* _RECORDS FOR THE TASK_
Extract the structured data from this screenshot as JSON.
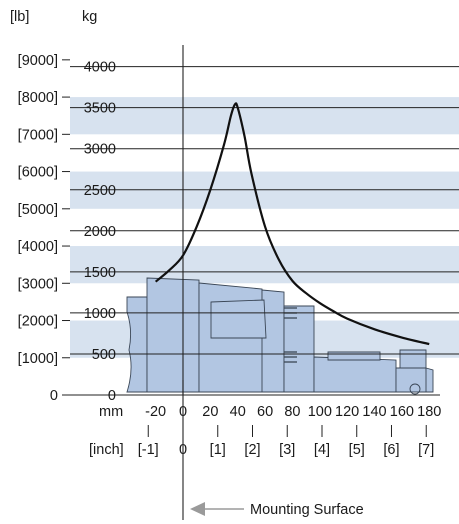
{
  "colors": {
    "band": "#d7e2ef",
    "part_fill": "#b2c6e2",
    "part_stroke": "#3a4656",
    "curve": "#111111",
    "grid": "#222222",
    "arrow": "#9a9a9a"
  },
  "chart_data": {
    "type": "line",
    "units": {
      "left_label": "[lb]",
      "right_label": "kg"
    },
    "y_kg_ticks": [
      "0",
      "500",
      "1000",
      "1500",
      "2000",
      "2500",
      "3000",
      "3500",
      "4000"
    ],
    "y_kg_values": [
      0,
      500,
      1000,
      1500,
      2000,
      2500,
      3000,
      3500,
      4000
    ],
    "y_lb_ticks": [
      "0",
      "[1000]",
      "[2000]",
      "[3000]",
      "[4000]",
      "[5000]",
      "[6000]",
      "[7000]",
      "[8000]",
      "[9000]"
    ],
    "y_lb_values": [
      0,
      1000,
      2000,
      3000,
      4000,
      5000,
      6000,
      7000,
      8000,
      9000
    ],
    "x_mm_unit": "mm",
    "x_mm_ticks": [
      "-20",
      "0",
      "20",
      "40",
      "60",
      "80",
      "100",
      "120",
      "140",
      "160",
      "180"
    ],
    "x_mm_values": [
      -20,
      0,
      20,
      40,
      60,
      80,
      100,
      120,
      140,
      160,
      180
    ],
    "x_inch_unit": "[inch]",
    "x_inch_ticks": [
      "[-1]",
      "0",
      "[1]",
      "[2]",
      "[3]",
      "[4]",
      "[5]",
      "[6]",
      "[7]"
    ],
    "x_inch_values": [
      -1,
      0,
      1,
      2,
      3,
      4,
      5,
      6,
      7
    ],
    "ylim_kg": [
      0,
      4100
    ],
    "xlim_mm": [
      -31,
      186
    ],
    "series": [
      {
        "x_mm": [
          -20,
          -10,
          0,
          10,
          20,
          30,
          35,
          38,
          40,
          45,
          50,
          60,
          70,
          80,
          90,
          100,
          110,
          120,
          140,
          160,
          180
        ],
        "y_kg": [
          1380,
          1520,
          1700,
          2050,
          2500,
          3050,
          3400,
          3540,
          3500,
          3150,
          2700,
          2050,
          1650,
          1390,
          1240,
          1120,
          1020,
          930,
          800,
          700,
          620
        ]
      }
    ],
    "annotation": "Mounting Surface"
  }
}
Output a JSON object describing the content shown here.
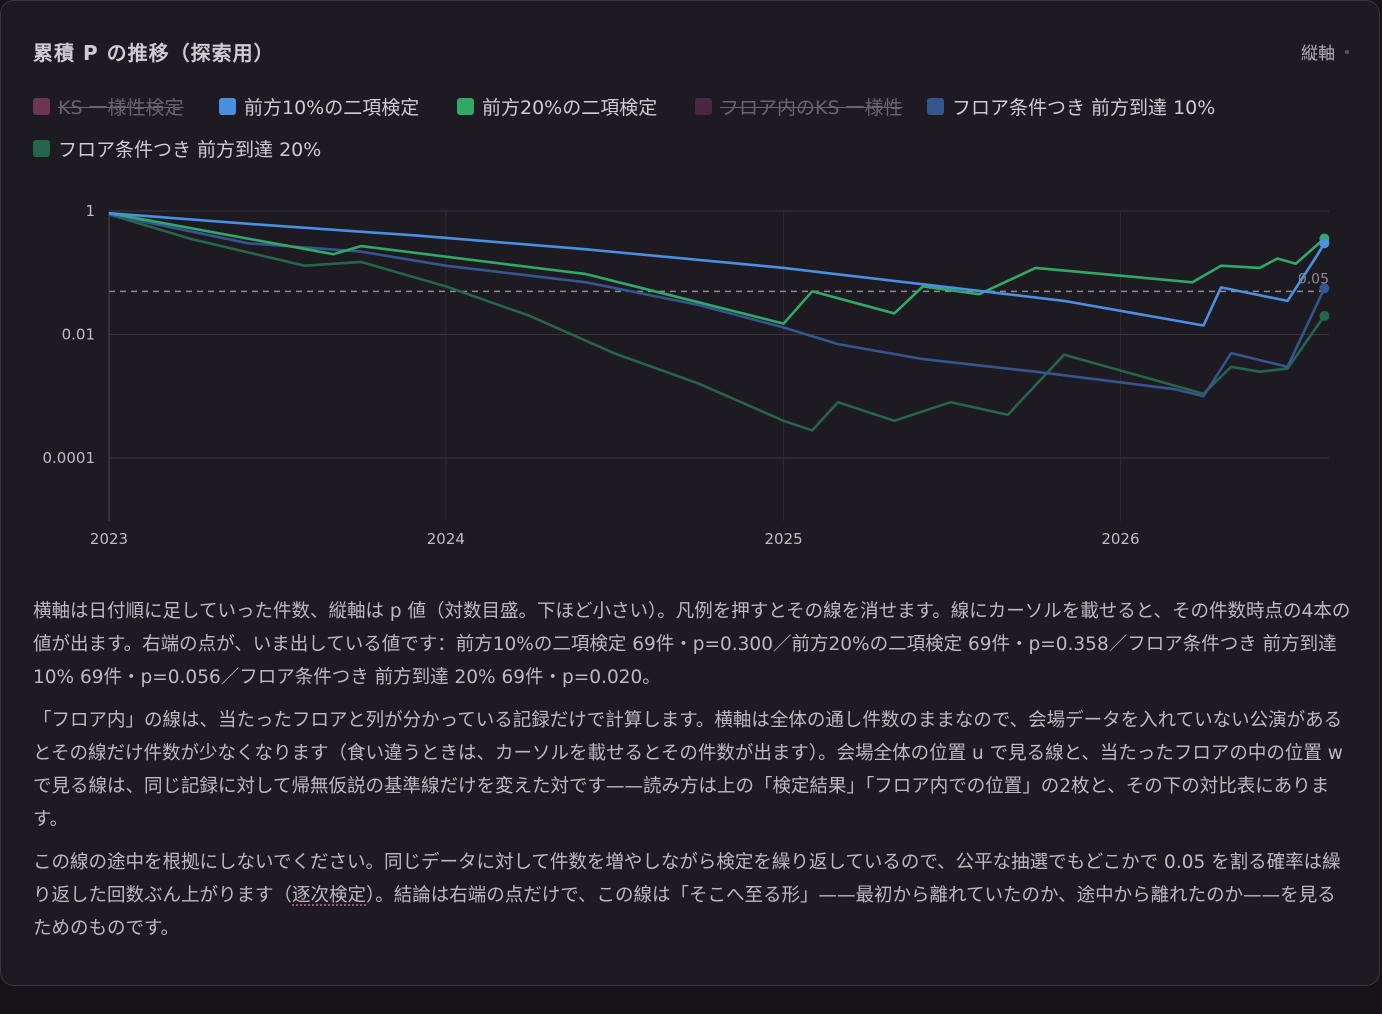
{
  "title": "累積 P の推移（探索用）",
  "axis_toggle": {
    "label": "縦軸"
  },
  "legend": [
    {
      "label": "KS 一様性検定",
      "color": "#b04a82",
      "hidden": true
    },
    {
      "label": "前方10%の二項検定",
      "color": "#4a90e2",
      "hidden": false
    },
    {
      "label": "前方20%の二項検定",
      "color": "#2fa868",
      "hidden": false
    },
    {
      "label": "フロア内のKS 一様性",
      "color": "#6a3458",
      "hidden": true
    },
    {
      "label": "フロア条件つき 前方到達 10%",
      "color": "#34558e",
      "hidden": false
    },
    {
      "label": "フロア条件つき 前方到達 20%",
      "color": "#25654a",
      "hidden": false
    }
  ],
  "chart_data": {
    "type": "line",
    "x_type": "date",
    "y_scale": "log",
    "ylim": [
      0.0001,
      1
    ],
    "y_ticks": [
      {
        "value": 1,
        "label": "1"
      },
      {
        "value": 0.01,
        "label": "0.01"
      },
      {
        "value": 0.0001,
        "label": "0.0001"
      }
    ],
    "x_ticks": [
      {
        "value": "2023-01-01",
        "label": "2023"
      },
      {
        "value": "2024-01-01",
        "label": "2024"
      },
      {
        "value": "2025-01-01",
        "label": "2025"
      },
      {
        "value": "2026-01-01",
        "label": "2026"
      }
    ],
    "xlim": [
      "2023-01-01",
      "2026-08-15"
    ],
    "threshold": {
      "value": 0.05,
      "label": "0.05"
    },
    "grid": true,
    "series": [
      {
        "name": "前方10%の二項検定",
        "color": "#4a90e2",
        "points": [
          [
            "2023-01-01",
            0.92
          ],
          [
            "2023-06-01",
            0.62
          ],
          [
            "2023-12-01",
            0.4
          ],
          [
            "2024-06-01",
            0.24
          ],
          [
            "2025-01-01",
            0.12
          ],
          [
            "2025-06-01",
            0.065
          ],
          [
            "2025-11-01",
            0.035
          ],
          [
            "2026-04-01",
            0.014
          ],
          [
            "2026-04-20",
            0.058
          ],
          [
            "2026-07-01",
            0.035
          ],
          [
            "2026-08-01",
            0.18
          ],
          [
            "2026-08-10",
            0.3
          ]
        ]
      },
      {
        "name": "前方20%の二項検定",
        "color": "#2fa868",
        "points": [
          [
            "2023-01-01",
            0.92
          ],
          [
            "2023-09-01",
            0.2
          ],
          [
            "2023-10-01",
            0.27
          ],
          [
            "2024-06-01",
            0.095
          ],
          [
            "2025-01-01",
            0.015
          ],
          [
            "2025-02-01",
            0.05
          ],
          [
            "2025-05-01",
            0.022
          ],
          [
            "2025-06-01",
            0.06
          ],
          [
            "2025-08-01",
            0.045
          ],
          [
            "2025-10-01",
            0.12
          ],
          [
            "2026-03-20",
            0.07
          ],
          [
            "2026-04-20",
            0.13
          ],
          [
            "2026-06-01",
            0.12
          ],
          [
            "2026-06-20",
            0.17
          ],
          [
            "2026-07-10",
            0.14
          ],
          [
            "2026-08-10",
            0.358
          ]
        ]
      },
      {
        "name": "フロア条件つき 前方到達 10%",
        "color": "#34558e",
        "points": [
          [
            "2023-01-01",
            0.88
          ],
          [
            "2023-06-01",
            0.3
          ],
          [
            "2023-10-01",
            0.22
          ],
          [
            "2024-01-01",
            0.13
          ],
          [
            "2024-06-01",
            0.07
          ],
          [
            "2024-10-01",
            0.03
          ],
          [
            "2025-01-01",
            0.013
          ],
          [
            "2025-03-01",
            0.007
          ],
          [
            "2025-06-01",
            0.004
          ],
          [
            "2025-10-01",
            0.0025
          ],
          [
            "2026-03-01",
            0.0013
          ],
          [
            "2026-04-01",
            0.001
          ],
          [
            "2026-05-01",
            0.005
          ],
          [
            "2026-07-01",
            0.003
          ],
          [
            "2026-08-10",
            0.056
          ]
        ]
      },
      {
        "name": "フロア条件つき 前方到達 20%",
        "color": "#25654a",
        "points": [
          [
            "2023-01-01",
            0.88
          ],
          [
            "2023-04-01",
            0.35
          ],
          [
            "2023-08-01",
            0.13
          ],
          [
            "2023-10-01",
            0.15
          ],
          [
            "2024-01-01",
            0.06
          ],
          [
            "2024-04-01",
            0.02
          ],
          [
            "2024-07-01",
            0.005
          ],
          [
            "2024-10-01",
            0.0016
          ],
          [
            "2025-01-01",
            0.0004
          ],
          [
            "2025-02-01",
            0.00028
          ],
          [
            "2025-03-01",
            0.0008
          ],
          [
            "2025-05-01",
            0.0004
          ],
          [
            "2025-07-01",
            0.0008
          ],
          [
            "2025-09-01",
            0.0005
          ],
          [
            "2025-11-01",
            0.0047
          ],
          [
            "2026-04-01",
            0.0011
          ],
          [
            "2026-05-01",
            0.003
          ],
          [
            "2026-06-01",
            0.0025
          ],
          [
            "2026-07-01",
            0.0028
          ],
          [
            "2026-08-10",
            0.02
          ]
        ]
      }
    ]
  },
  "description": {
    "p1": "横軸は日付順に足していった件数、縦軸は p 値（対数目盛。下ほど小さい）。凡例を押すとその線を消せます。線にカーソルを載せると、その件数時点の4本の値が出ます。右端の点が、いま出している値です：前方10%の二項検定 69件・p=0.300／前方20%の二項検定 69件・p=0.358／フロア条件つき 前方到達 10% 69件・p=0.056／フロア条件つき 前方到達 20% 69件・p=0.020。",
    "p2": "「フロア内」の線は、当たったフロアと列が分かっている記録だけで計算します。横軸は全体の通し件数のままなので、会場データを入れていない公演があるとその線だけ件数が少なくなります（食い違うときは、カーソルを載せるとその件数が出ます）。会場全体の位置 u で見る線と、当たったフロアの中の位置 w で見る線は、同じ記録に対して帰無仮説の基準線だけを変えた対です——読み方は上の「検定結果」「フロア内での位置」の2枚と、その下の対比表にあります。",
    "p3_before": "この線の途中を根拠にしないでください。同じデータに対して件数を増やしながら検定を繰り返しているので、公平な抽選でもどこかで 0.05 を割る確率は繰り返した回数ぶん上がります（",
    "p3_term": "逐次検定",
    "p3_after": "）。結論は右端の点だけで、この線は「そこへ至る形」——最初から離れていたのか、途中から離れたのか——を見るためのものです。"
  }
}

* _EXERCISE INSTRUCTIONS_
Wherever a line in the data above holds "JSON", copy that line.

* _RESPONSE TO THIS TASK_
Extract the structured data from this screenshot as JSON.
Output a JSON object describing the content shown here.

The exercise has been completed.